What you have to do>
Only the number is wanted: how many lines contain the word "open"?

(Dataset items)
------------------------
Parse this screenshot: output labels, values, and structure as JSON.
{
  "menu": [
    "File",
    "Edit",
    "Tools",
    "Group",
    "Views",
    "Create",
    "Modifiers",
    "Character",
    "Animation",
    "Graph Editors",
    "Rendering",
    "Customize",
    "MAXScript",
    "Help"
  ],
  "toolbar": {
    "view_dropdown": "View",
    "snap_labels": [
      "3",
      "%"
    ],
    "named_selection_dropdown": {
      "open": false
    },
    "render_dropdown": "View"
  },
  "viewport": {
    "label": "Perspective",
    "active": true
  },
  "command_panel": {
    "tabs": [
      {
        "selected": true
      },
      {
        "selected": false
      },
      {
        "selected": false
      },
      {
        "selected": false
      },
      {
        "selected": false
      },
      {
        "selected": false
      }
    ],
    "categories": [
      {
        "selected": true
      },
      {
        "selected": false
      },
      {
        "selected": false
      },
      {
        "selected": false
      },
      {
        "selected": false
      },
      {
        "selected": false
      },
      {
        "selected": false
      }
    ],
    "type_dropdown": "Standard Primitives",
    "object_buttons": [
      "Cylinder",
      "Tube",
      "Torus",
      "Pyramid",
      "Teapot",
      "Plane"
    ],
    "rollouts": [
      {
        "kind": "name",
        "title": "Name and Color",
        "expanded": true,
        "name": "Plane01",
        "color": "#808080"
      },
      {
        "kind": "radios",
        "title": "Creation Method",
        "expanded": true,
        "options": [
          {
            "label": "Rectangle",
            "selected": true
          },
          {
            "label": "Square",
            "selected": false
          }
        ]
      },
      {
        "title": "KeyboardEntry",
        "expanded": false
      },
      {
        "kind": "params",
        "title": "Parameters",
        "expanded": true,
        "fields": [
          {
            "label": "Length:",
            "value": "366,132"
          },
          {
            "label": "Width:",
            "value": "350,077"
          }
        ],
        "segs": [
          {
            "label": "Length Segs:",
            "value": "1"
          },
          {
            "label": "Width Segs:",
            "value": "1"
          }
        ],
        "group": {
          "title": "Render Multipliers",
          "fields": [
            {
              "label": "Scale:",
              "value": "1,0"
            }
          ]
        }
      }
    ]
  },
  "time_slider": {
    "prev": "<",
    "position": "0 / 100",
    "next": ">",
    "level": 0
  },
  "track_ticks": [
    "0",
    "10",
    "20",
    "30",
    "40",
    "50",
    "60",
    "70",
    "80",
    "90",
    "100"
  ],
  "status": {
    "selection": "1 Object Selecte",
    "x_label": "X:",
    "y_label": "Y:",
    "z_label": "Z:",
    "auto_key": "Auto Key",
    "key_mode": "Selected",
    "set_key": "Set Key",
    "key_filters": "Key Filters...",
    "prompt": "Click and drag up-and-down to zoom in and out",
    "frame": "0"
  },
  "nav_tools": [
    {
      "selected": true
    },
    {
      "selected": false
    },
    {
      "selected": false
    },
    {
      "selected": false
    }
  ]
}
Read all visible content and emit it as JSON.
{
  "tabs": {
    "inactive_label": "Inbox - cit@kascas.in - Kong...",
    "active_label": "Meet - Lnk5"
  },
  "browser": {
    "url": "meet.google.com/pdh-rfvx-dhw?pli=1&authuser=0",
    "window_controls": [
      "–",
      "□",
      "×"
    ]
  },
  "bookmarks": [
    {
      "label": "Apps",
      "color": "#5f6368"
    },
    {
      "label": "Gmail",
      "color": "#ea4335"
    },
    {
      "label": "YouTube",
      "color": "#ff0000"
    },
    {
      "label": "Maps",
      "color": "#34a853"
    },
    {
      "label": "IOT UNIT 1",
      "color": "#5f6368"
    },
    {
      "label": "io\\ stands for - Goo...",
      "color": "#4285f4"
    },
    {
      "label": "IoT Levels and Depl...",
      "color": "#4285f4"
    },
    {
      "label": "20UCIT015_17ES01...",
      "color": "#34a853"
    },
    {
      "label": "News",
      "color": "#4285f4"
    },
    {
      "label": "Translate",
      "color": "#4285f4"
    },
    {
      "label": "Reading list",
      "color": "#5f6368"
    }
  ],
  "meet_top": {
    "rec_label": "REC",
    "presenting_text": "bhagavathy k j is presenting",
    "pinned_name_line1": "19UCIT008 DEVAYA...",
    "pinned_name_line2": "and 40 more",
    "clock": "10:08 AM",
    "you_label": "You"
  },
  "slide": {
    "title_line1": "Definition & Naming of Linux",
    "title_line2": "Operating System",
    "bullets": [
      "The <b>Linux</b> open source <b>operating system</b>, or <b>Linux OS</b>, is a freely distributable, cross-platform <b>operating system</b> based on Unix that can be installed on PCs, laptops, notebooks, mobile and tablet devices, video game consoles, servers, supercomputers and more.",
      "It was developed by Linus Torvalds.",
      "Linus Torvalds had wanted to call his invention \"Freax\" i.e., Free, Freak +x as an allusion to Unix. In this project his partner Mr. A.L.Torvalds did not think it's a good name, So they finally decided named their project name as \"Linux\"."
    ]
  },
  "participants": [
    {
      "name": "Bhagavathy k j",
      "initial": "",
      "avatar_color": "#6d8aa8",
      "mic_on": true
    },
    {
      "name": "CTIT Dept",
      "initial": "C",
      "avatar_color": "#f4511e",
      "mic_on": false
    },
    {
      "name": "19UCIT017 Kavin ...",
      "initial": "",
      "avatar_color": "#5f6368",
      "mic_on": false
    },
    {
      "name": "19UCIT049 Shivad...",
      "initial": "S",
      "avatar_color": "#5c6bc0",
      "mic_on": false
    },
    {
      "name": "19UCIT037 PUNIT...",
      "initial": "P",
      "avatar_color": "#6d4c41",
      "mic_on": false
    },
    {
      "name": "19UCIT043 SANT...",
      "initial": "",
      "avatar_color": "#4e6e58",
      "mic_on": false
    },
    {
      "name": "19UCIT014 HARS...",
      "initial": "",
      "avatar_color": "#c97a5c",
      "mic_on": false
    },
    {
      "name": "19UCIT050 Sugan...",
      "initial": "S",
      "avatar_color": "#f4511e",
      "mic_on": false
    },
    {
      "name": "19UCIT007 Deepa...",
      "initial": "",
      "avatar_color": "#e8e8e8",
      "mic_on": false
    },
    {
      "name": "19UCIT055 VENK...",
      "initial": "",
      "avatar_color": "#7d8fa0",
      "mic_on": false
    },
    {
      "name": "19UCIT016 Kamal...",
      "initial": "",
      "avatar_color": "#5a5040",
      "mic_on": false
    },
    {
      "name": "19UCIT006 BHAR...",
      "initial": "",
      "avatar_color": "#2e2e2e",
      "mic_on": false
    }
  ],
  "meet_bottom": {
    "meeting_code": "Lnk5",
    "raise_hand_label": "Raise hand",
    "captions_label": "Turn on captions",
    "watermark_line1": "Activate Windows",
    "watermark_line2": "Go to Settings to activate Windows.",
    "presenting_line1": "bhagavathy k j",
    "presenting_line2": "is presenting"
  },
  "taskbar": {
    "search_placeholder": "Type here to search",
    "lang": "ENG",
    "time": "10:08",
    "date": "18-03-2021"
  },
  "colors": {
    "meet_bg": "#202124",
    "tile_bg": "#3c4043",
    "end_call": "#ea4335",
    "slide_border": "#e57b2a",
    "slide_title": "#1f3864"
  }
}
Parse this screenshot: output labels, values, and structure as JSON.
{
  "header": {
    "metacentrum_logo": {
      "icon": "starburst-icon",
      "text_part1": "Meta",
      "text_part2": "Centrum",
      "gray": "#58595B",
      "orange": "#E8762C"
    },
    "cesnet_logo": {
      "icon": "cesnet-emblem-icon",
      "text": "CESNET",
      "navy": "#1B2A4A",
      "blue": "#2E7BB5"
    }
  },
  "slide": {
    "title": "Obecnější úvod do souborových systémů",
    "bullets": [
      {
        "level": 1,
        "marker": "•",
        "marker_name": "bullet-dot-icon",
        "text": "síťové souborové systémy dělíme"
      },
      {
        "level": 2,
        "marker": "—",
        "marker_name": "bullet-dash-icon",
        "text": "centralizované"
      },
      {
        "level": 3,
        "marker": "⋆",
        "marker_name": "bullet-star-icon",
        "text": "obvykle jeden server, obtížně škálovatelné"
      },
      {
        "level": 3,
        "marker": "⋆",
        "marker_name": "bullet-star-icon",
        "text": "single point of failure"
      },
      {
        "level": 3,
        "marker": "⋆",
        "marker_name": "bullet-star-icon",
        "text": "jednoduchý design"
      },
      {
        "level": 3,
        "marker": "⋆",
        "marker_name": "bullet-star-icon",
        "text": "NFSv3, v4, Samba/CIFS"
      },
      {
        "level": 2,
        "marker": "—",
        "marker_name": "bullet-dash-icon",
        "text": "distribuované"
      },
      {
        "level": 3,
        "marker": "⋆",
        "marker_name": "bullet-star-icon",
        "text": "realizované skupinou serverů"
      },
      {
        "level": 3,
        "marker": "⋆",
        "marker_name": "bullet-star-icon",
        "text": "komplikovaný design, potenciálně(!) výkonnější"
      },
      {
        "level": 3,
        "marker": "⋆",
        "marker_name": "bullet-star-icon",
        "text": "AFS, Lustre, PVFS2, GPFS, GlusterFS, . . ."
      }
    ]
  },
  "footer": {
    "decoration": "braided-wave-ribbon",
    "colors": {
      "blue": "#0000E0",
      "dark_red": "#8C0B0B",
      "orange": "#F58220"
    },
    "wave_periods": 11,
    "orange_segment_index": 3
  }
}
------------------------
Final result>
2